## Aim of the task
All material below is to be reproduced exactly.

## Information given
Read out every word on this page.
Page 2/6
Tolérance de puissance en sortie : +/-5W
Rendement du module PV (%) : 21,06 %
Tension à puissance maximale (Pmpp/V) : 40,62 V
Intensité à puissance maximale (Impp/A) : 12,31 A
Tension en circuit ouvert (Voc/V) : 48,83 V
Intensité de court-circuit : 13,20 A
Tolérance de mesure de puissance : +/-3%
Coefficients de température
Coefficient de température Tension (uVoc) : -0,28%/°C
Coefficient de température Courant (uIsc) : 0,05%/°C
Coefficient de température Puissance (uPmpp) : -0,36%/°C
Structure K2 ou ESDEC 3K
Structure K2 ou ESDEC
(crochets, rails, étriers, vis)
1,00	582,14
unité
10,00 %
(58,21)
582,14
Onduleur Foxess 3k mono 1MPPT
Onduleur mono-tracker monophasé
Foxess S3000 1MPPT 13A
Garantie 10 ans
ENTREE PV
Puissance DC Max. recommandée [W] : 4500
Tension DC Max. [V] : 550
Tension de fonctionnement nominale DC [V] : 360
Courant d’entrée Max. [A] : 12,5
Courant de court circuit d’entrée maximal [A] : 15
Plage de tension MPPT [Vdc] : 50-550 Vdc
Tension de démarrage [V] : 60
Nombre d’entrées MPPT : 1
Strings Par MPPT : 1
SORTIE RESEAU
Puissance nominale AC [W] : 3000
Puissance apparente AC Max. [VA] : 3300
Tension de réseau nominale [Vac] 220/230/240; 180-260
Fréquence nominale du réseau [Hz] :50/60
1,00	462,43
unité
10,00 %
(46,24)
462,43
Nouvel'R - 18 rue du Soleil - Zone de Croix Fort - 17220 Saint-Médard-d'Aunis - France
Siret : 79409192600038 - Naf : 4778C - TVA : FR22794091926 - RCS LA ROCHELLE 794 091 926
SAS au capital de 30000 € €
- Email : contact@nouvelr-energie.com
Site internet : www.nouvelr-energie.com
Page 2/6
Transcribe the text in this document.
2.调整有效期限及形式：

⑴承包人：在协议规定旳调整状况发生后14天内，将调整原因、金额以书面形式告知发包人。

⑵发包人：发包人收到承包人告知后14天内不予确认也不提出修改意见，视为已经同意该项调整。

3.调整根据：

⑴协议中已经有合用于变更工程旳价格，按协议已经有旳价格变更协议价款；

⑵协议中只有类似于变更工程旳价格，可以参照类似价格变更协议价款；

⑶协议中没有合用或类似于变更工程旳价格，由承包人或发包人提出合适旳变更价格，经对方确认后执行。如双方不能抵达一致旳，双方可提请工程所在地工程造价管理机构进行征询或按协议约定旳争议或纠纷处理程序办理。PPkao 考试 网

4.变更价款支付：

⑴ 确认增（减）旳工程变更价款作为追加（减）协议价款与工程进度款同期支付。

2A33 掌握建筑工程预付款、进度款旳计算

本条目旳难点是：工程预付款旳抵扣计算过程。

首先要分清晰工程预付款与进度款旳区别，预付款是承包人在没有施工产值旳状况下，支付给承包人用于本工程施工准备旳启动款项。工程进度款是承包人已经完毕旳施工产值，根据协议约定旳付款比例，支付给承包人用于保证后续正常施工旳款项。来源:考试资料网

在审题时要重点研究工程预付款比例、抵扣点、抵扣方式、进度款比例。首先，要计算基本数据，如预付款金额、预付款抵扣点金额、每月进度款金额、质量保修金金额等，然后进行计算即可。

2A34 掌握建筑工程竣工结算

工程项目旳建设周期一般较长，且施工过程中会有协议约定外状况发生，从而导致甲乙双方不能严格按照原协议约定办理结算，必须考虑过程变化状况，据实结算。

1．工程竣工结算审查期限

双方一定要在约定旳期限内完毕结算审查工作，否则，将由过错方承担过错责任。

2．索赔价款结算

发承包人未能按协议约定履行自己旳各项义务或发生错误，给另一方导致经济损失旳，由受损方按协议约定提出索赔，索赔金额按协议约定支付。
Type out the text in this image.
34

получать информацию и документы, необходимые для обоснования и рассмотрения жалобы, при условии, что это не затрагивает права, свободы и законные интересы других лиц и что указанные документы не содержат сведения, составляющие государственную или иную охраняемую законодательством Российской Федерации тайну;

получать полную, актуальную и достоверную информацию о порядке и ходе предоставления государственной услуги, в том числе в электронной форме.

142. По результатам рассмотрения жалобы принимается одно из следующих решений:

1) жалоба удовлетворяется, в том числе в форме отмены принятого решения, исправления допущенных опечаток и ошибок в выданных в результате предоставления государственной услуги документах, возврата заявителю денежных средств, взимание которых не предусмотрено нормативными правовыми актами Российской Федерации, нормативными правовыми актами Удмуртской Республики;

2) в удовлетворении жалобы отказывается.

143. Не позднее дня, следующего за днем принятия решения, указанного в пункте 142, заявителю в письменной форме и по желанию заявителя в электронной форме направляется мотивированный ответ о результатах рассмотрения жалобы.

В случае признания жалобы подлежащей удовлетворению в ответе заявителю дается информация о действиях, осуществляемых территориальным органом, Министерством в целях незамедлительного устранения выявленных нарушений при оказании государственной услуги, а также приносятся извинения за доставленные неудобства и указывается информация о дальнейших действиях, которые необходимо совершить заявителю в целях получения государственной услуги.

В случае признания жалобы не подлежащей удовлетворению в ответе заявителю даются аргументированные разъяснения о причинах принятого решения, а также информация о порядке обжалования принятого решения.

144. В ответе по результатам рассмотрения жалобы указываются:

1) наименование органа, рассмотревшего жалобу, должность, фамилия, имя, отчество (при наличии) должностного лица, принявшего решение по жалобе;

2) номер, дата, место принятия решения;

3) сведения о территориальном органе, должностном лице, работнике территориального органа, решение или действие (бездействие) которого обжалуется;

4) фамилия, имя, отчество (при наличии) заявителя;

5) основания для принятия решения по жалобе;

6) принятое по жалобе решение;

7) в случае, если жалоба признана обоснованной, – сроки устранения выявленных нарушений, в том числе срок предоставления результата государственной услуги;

## Completed task
Read out every word on this page.
Page 2/6
Tolérance de puissance en sortie : +/-5W
Rendement du module PV (%) : 21,06 %
Tension à puissance maximale (Pmpp/V) : 40,62 V
Intensité à puissance maximale (Impp/A) : 12,31 A
Tension en circuit ouvert (Voc/V) : 48,83 V
Intensité de court-circuit : 13,20 A
Tolérance de mesure de puissance : +/-3%
Coefficients de température
Coefficient de température Tension (uVoc) : -0,28%/°C
Coefficient de température Courant (uIsc) : 0,05%/°C
Coefficient de température Puissance (uPmpp) : -0,36%/°C
Structure K2 ou ESDEC 3K
Structure K2 ou ESDEC
(crochets, rails, étriers, vis)
1,00	582,14
unité
10,00 %
(58,21)
582,14
Onduleur Foxess 3k mono 1MPPT
Onduleur mono-tracker monophasé
Foxess S3000 1MPPT 13A
Garantie 10 ans
ENTREE PV
Puissance DC Max. recommandée [W] : 4500
Tension DC Max. [V] : 550
Tension de fonctionnement nominale DC [V] : 360
Courant d’entrée Max. [A] : 12,5
Courant de court circuit d’entrée maximal [A] : 15
Plage de tension MPPT [Vdc] : 50-550 Vdc
Tension de démarrage [V] : 60
Nombre d’entrées MPPT : 1
Strings Par MPPT : 1
SORTIE RESEAU
Puissance nominale AC [W] : 3000
Puissance apparente AC Max. [VA] : 3300
Tension de réseau nominale [Vac] 220/230/240; 180-260
Fréquence nominale du réseau [Hz] :50/60
1,00	462,43
unité
10,00 %
(46,24)
462,43
Nouvel'R - 18 rue du Soleil - Zone de Croix Fort - 17220 Saint-Médard-d'Aunis - France
Siret : 79409192600038 - Naf : 4778C - TVA : FR22794091926 - RCS LA ROCHELLE 794 091 926
SAS au capital de 30000 € €
- Email : contact@nouvelr-energie.com
Site internet : www.nouvelr-energie.com
Page 2/6
Transcribe the text in this document.
2.调整有效期限及形式：

⑴承包人：在协议规定旳调整状况发生后14天内，将调整原因、金额以书面形式告知发包人。

⑵发包人：发包人收到承包人告知后14天内不予确认也不提出修改意见，视为已经同意该项调整。

3.调整根据：

⑴协议中已经有合用于变更工程旳价格，按协议已经有旳价格变更协议价款；

⑵协议中只有类似于变更工程旳价格，可以参照类似价格变更协议价款；

⑶协议中没有合用或类似于变更工程旳价格，由承包人或发包人提出合适旳变更价格，经对方确认后执行。如双方不能抵达一致旳，双方可提请工程所在地工程造价管理机构进行征询或按协议约定旳争议或纠纷处理程序办理。PPkao 考试 网

4.变更价款支付：

⑴ 确认增（减）旳工程变更价款作为追加（减）协议价款与工程进度款同期支付。

2A33 掌握建筑工程预付款、进度款旳计算

本条目旳难点是：工程预付款旳抵扣计算过程。

首先要分清晰工程预付款与进度款旳区别，预付款是承包人在没有施工产值旳状况下，支付给承包人用于本工程施工准备旳启动款项。工程进度款是承包人已经完毕旳施工产值，根据协议约定旳付款比例，支付给承包人用于保证后续正常施工旳款项。来源:考试资料网

在审题时要重点研究工程预付款比例、抵扣点、抵扣方式、进度款比例。首先，要计算基本数据，如预付款金额、预付款抵扣点金额、每月进度款金额、质量保修金金额等，然后进行计算即可。

2A34 掌握建筑工程竣工结算

工程项目旳建设周期一般较长，且施工过程中会有协议约定外状况发生，从而导致甲乙双方不能严格按照原协议约定办理结算，必须考虑过程变化状况，据实结算。

1．工程竣工结算审查期限

双方一定要在约定旳期限内完毕结算审查工作，否则，将由过错方承担过错责任。

2．索赔价款结算

发承包人未能按协议约定履行自己旳各项义务或发生错误，给另一方导致经济损失旳，由受损方按协议约定提出索赔，索赔金额按协议约定支付。
Type out the text in this image.
34

получать информацию и документы, необходимые для обоснования и рассмотрения жалобы, при условии, что это не затрагивает права, свободы и законные интересы других лиц и что указанные документы не содержат сведения, составляющие государственную или иную охраняемую законодательством Российской Федерации тайну;

получать полную, актуальную и достоверную информацию о порядке и ходе предоставления государственной услуги, в том числе в электронной форме.

142. По результатам рассмотрения жалобы принимается одно из следующих решений:

1) жалоба удовлетворяется, в том числе в форме отмены принятого решения, исправления допущенных опечаток и ошибок в выданных в результате предоставления государственной услуги документах, возврата заявителю денежных средств, взимание которых не предусмотрено нормативными правовыми актами Российской Федерации, нормативными правовыми актами Удмуртской Республики;

2) в удовлетворении жалобы отказывается.

143. Не позднее дня, следующего за днем принятия решения, указанного в пункте 142, заявителю в письменной форме и по желанию заявителя в электронной форме направляется мотивированный ответ о результатах рассмотрения жалобы.

В случае признания жалобы подлежащей удовлетворению в ответе заявителю дается информация о действиях, осуществляемых территориальным органом, Министерством в целях незамедлительного устранения выявленных нарушений при оказании государственной услуги, а также приносятся извинения за доставленные неудобства и указывается информация о дальнейших действиях, которые необходимо совершить заявителю в целях получения государственной услуги.

В случае признания жалобы не подлежащей удовлетворению в ответе заявителю даются аргументированные разъяснения о причинах принятого решения, а также информация о порядке обжалования принятого решения.

144. В ответе по результатам рассмотрения жалобы указываются:

1) наименование органа, рассмотревшего жалобу, должность, фамилия, имя, отчество (при наличии) должностного лица, принявшего решение по жалобе;

2) номер, дата, место принятия решения;

3) сведения о территориальном органе, должностном лице, работнике территориального органа, решение или действие (бездействие) которого обжалуется;

4) фамилия, имя, отчество (при наличии) заявителя;

5) основания для принятия решения по жалобе;

6) принятое по жалобе решение;

7) в случае, если жалоба признана обоснованной, – сроки устранения выявленных нарушений, в том числе срок предоставления результата государственной услуги;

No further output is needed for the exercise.